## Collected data
# # # #

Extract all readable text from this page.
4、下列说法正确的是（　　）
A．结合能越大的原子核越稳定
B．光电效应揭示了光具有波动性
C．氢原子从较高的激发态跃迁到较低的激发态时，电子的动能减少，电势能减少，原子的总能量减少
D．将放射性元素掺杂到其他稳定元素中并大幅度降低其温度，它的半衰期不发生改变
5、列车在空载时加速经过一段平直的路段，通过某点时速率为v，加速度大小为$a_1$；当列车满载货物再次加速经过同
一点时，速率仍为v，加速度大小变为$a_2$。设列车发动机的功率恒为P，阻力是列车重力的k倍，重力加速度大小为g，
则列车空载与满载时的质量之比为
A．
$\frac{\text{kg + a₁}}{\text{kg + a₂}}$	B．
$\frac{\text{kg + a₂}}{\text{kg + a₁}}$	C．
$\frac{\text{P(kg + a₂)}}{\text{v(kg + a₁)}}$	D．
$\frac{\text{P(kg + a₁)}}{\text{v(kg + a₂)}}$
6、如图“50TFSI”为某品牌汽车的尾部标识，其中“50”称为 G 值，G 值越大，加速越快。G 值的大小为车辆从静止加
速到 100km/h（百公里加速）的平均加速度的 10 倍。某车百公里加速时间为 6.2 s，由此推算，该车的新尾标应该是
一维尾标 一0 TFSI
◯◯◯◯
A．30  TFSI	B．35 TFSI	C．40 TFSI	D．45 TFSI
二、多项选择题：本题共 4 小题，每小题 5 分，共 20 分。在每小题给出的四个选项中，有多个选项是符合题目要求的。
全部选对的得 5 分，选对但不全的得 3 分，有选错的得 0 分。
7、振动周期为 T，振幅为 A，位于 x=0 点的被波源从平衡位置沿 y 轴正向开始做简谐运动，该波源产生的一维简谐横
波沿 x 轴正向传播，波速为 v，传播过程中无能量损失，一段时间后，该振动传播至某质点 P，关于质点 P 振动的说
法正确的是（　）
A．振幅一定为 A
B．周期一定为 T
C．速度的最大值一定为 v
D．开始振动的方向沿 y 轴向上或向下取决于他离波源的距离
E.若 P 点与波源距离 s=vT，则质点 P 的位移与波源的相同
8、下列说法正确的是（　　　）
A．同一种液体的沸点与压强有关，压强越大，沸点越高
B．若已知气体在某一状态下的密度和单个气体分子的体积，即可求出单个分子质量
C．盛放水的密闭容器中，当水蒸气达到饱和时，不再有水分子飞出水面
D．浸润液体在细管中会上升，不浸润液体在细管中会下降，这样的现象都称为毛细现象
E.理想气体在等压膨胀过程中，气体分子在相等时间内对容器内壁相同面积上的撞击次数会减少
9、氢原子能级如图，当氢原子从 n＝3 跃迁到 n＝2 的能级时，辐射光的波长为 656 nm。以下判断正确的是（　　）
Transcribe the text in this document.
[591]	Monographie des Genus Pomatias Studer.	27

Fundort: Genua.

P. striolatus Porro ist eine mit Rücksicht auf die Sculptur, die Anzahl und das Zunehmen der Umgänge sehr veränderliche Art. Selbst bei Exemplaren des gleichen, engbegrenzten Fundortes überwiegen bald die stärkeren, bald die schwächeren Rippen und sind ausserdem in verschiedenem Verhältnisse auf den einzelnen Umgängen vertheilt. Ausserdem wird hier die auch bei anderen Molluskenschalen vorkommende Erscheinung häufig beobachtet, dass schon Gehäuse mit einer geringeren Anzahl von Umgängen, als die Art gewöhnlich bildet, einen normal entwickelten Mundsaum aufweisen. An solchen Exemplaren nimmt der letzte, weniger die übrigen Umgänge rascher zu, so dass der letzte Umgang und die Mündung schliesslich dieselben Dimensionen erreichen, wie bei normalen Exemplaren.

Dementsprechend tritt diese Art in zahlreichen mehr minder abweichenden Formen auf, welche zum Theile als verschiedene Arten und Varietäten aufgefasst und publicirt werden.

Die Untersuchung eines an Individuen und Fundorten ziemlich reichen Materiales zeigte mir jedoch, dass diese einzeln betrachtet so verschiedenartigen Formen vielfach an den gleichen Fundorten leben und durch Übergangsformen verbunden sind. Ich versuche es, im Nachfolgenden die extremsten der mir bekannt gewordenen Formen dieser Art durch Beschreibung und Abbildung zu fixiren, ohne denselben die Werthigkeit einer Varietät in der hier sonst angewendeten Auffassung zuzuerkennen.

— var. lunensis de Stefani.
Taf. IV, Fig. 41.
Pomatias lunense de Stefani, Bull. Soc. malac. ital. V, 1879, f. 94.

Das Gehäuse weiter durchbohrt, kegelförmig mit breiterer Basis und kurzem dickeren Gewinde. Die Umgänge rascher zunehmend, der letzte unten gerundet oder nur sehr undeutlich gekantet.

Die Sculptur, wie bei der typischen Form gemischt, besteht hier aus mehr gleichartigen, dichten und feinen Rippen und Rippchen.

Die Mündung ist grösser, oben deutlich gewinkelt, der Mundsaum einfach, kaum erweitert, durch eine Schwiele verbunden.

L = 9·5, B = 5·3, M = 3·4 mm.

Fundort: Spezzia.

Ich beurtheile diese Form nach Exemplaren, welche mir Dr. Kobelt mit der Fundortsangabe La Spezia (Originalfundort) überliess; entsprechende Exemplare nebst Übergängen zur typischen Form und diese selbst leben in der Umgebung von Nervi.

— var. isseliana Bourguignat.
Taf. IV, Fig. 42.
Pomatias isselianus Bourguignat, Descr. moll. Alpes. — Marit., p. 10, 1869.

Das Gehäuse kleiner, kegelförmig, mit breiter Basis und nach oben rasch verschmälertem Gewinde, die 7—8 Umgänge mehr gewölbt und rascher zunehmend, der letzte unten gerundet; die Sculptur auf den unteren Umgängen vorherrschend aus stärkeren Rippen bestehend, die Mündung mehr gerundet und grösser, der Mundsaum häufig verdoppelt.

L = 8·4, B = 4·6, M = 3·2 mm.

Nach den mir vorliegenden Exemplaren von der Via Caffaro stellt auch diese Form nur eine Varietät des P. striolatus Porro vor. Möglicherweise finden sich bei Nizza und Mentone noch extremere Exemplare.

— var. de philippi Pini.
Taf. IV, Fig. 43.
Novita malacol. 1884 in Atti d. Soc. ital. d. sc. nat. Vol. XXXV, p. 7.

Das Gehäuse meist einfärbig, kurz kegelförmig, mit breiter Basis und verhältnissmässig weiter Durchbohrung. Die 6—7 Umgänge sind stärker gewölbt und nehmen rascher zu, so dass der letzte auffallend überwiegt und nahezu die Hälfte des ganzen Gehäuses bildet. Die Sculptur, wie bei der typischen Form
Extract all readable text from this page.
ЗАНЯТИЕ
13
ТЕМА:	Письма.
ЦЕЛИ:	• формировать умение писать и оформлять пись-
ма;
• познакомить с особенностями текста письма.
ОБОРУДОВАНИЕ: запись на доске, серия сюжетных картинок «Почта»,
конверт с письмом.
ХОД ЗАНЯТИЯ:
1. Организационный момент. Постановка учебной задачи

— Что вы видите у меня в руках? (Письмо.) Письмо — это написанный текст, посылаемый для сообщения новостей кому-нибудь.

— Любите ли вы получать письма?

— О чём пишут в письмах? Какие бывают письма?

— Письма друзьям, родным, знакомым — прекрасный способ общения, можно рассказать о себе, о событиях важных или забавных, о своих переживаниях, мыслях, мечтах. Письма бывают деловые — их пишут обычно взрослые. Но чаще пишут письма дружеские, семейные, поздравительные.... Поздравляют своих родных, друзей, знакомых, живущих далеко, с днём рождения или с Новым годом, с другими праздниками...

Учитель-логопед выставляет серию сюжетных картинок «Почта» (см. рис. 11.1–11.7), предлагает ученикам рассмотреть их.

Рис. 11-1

# # # #

## WRITTEN REQUEST
Only lines with the word "leben" should be collected from the material.

## RESULT
Die Untersuchung eines an Individuen und Fundorten ziemlich reichen Materiales zeigte mir jedoch, dass diese einzeln betrachtet so verschiedenartigen Formen vielfach an den gleichen Fundorten leben und durch Übergangsformen verbunden sind. Ich versuche es, im Nachfolgenden die extremsten der mir bekannt gewordenen Formen dieser Art durch Beschreibung und Abbildung zu fixiren, ohne denselben die Werthigkeit einer Varietät in der hier sonst angewendeten Auffassung zuzuerkennen.
Ich beurtheile diese Form nach Exemplaren, welche mir Dr. Kobelt mit der Fundortsangabe La Spezia (Originalfundort) überliess; entsprechende Exemplare nebst Übergängen zur typischen Form und diese selbst leben in der Umgebung von Nervi.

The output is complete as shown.